#### DOCUMENT TEXT ####

Variation of information

Last updated January 08, 2025

In probability theory and information theory, the variation of information or shared information distance is a measure of the distance between two clusterings (partitions of elements). It is closely related to mutual information; indeed, it is a simple linear expression involving the mutual information. Unlike the mutual information, however, the variation of information is a true metric, in that it obeys the triangle inequality.^[1]^[2]^[3]

Definition

Suppose we have two partitions $X$ and $Y$ of a set $A$ into disjoint subsets, namely $X=\{X_{1},X_{2},\ldots ,X_{k}\}$ and $Y=\{Y_{1},Y_{2},\ldots ,Y_{l}\}$ .

Let:

n=\sum _{i}|X_{i}|=\sum _{j}|Y_{j}|=|A|

p_{i}=|X_{i}|/n

and

q_{j}=|Y_{j}|/n

r_{ij}=|X_{i}\cap Y_{j}|/n

Then the variation of information between the two partitions is:

\mathrm {VI} (X;Y)=-\sum _{i,j}r_{ij}\left[\log(r_{ij}/p_{i})+\log(r_{ij}/q_{j})\right]

.

This is equivalent to the shared information distance between the random variables i and j with respect to the uniform probability measure on $A$ defined by $\mu (B):=|B|/n$ for $B\subseteq A$ .

Explicit information content

We can rewrite this definition in terms that explicitly highlight the information content of this metric.

The set of all partitions of a set form a compact lattice where the partial order induces two operations, the meet $\wedge$ and the join $\vee$ , where the maximum ${\overline {\mathrm {1} }}$ is the partition with only one block, i.e., all elements grouped together, and the minimum is ${\overline {\mathrm {0} }}$ , the partition consisting of all elements as singletons. The meet of two partitions $X$ and $Y$ is easy to understand as that partition formed by all pair intersections of one block of, $X_{i}$ , of $X$ and one, $Y_{i}$ , of $Y$ . It then follows that $X\wedge Y\subseteq X$ and $X\wedge Y\subseteq Y$ .

#### INPUT FOR THIS TASK ####

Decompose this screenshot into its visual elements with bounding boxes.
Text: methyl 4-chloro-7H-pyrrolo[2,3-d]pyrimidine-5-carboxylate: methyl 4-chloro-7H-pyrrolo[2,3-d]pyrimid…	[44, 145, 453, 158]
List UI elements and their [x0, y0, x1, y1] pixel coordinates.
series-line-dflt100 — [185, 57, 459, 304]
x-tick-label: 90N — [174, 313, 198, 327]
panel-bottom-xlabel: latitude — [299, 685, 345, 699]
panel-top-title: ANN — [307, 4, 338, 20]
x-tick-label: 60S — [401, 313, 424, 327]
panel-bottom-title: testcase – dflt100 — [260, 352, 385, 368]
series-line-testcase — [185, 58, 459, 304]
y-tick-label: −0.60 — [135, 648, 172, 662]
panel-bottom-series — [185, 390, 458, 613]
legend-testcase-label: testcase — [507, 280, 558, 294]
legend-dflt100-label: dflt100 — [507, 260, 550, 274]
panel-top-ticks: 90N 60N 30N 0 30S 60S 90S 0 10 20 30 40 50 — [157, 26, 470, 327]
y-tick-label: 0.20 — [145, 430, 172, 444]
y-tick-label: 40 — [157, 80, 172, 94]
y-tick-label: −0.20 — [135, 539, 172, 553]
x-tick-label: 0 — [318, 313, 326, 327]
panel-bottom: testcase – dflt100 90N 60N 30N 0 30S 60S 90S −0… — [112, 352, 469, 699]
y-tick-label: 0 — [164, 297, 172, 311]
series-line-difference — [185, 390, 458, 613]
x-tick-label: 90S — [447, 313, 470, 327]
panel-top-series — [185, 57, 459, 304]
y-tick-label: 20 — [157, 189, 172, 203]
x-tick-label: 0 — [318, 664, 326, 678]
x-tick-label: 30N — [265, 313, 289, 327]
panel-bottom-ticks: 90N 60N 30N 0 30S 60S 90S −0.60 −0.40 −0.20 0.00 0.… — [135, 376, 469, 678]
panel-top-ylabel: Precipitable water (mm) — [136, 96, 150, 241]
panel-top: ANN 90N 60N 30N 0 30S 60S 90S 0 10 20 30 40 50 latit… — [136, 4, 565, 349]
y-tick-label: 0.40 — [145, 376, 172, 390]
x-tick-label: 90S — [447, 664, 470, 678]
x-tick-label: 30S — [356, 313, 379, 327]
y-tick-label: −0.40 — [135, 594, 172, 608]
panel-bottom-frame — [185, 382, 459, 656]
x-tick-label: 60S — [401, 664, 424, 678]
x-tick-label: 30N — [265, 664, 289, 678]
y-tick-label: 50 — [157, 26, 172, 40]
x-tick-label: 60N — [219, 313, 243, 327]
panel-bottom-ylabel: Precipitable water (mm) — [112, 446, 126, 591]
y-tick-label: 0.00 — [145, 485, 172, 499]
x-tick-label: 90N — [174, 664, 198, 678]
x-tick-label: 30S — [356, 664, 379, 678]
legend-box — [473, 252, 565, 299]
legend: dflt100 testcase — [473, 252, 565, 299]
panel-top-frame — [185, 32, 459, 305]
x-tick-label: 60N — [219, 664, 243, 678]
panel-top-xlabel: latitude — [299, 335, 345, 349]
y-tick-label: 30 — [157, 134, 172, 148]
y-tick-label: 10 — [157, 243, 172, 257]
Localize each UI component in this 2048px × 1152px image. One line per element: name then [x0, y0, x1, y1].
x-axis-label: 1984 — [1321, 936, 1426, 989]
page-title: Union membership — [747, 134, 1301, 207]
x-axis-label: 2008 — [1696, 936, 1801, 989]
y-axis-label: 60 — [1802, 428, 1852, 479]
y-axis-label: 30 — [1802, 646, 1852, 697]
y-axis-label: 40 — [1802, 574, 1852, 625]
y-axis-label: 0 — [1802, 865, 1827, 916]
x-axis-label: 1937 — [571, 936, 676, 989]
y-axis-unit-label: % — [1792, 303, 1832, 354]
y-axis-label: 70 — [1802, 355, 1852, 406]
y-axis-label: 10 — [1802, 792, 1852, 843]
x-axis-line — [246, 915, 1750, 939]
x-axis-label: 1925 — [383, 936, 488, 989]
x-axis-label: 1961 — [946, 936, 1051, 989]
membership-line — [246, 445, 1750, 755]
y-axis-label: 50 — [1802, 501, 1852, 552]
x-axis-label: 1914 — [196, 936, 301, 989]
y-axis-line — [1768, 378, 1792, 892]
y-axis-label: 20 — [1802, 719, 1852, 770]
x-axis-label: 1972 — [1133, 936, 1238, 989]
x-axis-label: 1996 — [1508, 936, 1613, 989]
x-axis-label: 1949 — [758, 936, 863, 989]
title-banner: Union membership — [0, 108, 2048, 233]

####

* [CHALLENGES]:
- A) Write out the variation of information text again, beginning at the words "Then the variation" and stopping after "of this metric.", and substitute "random quantities" for "random variables".
- B) Please reproduce the records word for word, beginning at their first line and stopping after the line that contains "x-tick-label: 60S — [401, 313, 424, 327]", with both ends included and nothing else.
The text and the records come from unrelated sources.

* [CORRECT ANSWERS]:
- A)
Then the variation of information between the two partitions is:

\mathrm {VI} (X;Y)=-\sum _{i,j}r_{ij}\left[\log(r_{ij}/p_{i})+\log(r_{ij}/q_{j})\right]

.

This is equivalent to the shared information distance between the random quantities i and j with respect to the uniform probability measure on $A$ defined by $\mu (B):=|B|/n$ for $B\subseteq A$ .

Explicit information content

We can rewrite this definition in terms that explicitly highlight the information content of this metric.

- B)
Decompose this screenshot into its visual elements with bounding boxes.
Text: methyl 4-chloro-7H-pyrrolo[2,3-d]pyrimidine-5-carboxylate: methyl 4-chloro-7H-pyrrolo[2,3-d]pyrimid…	[44, 145, 453, 158]
List UI elements and their [x0, y0, x1, y1] pixel coordinates.
series-line-dflt100 — [185, 57, 459, 304]
x-tick-label: 90N — [174, 313, 198, 327]
panel-bottom-xlabel: latitude — [299, 685, 345, 699]
panel-top-title: ANN — [307, 4, 338, 20]
x-tick-label: 60S — [401, 313, 424, 327]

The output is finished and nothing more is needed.